» **What you should do**: Copy every line of the material below word for word, and leave out the pictures.

## Start Entries supplied

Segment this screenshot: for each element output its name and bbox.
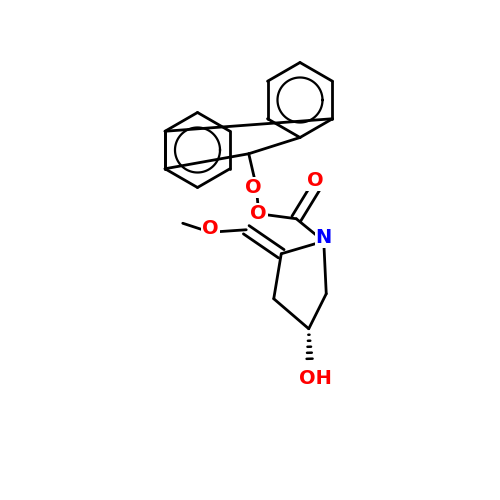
Text: OH: OH: [300, 370, 332, 388]
Text: O: O: [250, 204, 267, 224]
Text: O: O: [307, 171, 324, 190]
Text: O: O: [202, 219, 218, 238]
Text: O: O: [246, 178, 262, 197]
Text: N: N: [316, 228, 332, 247]
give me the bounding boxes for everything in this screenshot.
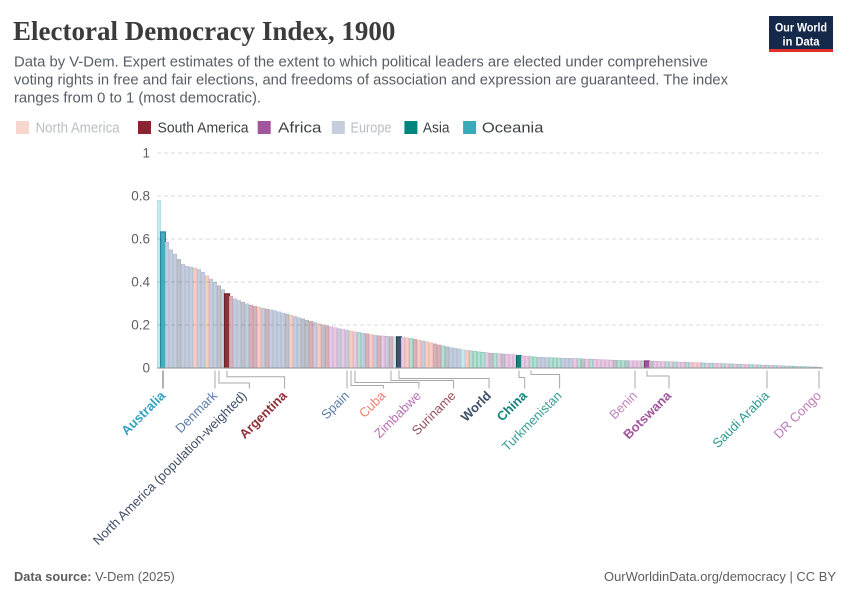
- svg-text:North America: North America: [36, 121, 121, 137]
- svg-text:Data source: V-Dem (2025): Data source: V-Dem (2025): [14, 569, 175, 584]
- svg-text:Africa: Africa: [278, 121, 323, 137]
- svg-text:0.6: 0.6: [131, 232, 150, 247]
- svg-text:ranges from 0 to 1 (most democ: ranges from 0 to 1 (most democratic).: [14, 90, 261, 106]
- svg-text:Data by V-Dem. Expert estimate: Data by V-Dem. Expert estimates of the e…: [14, 54, 708, 70]
- svg-text:Electoral Democracy Index, 190: Electoral Democracy Index, 1900: [13, 16, 395, 46]
- svg-text:Europe: Europe: [351, 121, 392, 137]
- svg-text:voting rights in free and fair: voting rights in free and fair elections…: [14, 72, 728, 88]
- svg-text:Oceania: Oceania: [482, 121, 545, 137]
- svg-text:1: 1: [142, 146, 150, 161]
- svg-text:0.2: 0.2: [131, 318, 150, 333]
- svg-text:OurWorldinData.org/democracy |: OurWorldinData.org/democracy | CC BY: [604, 569, 836, 584]
- svg-text:in Data: in Data: [783, 37, 821, 49]
- svg-text:0: 0: [142, 361, 150, 376]
- svg-text:0.4: 0.4: [131, 275, 150, 290]
- svg-text:South America: South America: [158, 121, 250, 137]
- svg-text:Asia: Asia: [423, 121, 450, 137]
- svg-text:0.8: 0.8: [131, 189, 150, 204]
- svg-text:Our World: Our World: [775, 23, 827, 35]
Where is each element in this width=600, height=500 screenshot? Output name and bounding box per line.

## End Entries supplied

» **Answer below**:
Segment this screenshot: for each element output its name and bbox.
Text: OH: OH: [300, 370, 332, 388]
Text: O: O: [250, 204, 267, 224]
Text: O: O: [307, 171, 324, 190]
Text: O: O: [202, 219, 218, 238]
Text: O: O: [246, 178, 262, 197]
Text: N: N: [316, 228, 332, 247]
give me the bounding boxes for everything in this screenshot.
- svg-text:North America: North America: [36, 121, 121, 137]
- svg-text:Data source: V-Dem (2025): Data source: V-Dem (2025): [14, 569, 175, 584]
- svg-text:Africa: Africa: [278, 121, 323, 137]
- svg-text:0.6: 0.6: [131, 232, 150, 247]
- svg-text:ranges from 0 to 1 (most democ: ranges from 0 to 1 (most democratic).: [14, 90, 261, 106]
- svg-text:Data by V-Dem. Expert estimate: Data by V-Dem. Expert estimates of the e…: [14, 54, 708, 70]
- svg-text:Electoral Democracy Index, 190: Electoral Democracy Index, 1900: [13, 16, 395, 46]
- svg-text:Europe: Europe: [351, 121, 392, 137]
- svg-text:voting rights in free and fair: voting rights in free and fair elections…: [14, 72, 728, 88]
- svg-text:Oceania: Oceania: [482, 121, 545, 137]
- svg-text:1: 1: [142, 146, 150, 161]
- svg-text:0.2: 0.2: [131, 318, 150, 333]
- svg-text:OurWorldinData.org/democracy |: OurWorldinData.org/democracy | CC BY: [604, 569, 836, 584]
- svg-text:in Data: in Data: [783, 37, 821, 49]
- svg-text:0: 0: [142, 361, 150, 376]
- svg-text:0.4: 0.4: [131, 275, 150, 290]
- svg-text:South America: South America: [158, 121, 250, 137]
- svg-text:Asia: Asia: [423, 121, 450, 137]
- svg-text:0.8: 0.8: [131, 189, 150, 204]
- svg-text:Our World: Our World: [775, 23, 827, 35]
Where is each element in this width=600, height=500 screenshot? Output name and bounding box per line.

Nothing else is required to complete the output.